Short exercise -
Can you turn the lines from the one containing "430 465 473</box>" through the one containing "definition-line: 部品をご注文の際、互換性欄に I，P，T，Y" into a JSON list of strings, one string per line, with blank lines left out?

....

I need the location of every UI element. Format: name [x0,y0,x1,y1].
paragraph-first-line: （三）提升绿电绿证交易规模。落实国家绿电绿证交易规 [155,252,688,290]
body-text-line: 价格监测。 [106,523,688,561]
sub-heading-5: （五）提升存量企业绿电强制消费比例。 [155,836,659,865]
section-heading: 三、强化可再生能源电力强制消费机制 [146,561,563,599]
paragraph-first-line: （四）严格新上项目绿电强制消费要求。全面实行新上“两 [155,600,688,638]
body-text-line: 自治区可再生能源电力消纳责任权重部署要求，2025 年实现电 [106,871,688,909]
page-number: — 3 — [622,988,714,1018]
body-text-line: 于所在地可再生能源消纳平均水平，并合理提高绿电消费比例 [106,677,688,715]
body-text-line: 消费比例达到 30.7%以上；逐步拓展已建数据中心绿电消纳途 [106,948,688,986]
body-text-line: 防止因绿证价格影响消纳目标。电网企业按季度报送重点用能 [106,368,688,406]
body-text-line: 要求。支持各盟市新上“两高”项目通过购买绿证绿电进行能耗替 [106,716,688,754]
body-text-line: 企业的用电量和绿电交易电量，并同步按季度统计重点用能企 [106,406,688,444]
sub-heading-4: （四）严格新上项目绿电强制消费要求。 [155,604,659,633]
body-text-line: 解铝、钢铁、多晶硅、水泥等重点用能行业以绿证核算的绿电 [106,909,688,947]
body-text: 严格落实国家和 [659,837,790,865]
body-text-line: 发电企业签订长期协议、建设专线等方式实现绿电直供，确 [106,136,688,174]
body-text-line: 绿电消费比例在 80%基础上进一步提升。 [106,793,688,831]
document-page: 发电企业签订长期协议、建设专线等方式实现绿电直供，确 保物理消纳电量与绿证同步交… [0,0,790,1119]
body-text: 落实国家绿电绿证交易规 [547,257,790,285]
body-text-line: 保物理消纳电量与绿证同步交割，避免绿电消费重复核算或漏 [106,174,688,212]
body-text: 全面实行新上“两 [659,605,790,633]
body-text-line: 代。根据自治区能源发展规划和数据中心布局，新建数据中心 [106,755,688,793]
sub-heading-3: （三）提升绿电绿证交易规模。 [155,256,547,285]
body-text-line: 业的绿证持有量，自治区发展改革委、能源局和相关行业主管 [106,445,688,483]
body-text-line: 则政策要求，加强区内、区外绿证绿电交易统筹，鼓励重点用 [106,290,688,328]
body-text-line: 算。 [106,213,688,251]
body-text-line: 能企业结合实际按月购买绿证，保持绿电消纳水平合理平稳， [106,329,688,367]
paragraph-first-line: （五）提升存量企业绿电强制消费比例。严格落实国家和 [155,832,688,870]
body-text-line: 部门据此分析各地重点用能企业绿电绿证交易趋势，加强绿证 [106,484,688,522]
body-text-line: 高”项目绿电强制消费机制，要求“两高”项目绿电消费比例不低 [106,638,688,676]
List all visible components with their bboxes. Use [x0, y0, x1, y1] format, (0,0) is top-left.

....

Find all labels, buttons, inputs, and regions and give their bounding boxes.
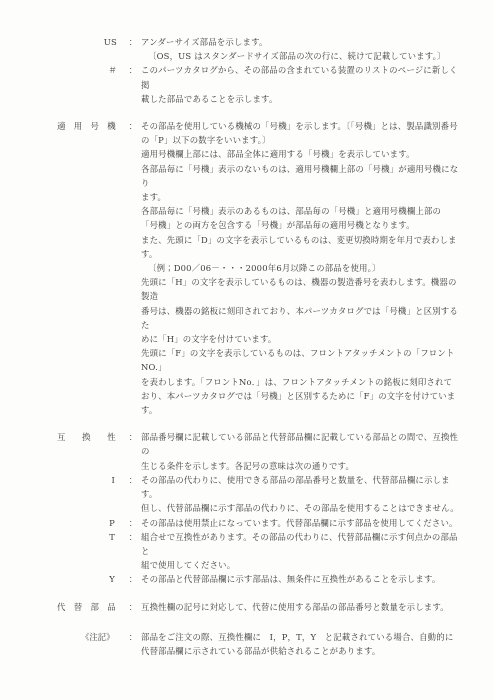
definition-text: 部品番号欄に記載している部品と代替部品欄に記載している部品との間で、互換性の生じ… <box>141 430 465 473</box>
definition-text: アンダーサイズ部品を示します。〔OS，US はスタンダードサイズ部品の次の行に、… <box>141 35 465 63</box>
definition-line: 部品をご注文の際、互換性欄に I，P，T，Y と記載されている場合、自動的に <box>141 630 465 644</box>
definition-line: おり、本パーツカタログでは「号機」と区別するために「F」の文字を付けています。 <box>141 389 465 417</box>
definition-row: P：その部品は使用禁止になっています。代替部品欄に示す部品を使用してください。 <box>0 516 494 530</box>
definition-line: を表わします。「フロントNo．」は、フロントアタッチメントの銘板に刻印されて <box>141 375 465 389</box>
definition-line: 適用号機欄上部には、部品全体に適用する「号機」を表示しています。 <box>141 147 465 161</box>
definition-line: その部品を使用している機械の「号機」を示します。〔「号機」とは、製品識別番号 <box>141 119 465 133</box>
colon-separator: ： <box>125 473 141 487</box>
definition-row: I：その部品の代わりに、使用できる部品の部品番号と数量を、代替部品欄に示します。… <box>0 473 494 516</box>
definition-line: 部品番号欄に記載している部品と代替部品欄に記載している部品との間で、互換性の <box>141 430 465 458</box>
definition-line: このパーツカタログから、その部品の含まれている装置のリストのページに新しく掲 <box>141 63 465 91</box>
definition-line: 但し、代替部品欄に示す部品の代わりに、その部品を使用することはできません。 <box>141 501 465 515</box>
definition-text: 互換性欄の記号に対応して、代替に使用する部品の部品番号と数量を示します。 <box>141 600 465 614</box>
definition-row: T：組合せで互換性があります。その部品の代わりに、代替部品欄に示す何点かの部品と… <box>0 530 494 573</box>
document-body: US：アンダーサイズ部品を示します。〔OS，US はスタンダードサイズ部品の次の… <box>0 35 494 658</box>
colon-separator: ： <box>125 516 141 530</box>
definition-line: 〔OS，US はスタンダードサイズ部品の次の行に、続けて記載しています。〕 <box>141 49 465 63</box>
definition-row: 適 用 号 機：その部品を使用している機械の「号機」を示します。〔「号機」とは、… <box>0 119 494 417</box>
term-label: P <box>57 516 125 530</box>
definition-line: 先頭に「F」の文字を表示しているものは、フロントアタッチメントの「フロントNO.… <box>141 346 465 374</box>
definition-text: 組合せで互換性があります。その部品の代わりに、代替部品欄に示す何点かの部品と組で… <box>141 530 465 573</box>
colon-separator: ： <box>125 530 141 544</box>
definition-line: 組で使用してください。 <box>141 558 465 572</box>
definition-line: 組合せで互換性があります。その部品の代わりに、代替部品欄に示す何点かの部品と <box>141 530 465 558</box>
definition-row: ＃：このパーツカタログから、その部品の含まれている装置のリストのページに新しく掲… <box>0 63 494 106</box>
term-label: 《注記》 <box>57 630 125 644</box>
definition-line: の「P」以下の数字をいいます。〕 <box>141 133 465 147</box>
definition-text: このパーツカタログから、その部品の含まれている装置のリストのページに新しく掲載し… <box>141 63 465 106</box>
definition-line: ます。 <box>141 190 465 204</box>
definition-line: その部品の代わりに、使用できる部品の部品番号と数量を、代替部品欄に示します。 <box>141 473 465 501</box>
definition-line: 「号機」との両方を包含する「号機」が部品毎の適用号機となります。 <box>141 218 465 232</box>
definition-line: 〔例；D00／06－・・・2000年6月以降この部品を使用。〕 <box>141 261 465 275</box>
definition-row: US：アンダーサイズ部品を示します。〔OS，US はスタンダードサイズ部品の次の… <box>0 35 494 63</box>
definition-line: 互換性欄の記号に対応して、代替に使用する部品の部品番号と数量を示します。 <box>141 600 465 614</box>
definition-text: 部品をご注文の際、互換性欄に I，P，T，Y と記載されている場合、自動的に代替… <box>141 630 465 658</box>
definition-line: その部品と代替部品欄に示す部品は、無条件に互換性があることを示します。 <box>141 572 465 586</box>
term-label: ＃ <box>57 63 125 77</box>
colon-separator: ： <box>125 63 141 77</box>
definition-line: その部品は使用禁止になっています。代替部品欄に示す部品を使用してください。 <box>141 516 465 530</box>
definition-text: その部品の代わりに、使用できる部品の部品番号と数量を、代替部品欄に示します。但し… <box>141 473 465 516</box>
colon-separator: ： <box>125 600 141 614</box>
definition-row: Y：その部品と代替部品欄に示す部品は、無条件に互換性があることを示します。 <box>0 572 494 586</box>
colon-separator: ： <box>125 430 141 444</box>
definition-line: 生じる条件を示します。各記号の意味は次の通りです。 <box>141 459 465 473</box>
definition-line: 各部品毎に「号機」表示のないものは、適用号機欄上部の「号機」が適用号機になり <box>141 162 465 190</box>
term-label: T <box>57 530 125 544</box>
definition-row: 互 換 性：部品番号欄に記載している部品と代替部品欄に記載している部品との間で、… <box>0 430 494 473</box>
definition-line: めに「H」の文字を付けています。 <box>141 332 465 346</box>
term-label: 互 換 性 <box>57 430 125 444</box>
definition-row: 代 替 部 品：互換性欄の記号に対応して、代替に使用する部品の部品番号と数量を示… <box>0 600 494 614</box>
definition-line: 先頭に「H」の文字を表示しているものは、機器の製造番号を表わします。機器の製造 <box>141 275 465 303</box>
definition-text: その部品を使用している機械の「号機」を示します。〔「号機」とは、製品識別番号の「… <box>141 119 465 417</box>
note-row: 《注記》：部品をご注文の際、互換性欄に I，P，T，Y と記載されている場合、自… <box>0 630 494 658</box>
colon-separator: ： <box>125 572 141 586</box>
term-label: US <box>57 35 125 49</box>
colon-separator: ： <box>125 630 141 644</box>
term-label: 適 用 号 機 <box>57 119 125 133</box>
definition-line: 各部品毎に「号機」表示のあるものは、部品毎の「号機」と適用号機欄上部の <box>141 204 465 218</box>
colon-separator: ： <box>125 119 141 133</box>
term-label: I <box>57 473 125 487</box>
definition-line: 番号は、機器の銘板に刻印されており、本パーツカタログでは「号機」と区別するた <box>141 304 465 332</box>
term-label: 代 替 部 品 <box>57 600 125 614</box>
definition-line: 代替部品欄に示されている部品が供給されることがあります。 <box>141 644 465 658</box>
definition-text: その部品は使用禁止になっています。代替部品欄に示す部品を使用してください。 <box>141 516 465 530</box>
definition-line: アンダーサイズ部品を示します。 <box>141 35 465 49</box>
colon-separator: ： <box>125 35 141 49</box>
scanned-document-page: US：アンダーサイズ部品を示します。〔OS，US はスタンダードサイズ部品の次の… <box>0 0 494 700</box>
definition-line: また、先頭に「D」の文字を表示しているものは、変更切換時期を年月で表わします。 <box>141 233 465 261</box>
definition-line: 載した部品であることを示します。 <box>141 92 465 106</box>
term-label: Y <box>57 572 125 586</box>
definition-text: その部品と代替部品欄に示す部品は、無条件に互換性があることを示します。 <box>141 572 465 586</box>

....

Answer to the problem -
[
  "definition-text: 部品番号欄に記載している部品と代替部品欄に記載している部品との間で、互換性の生じ… <box>141 430 465 473</box>",
  "definition-text: アンダーサイズ部品を示します。〔OS，US はスタンダードサイズ部品の次の行に、… <box>141 35 465 63</box>",
  "definition-line: 部品をご注文の際、互換性欄に I，P，T，Y と記載されている場合、自動的に <box>141 630 465 644</box>"
]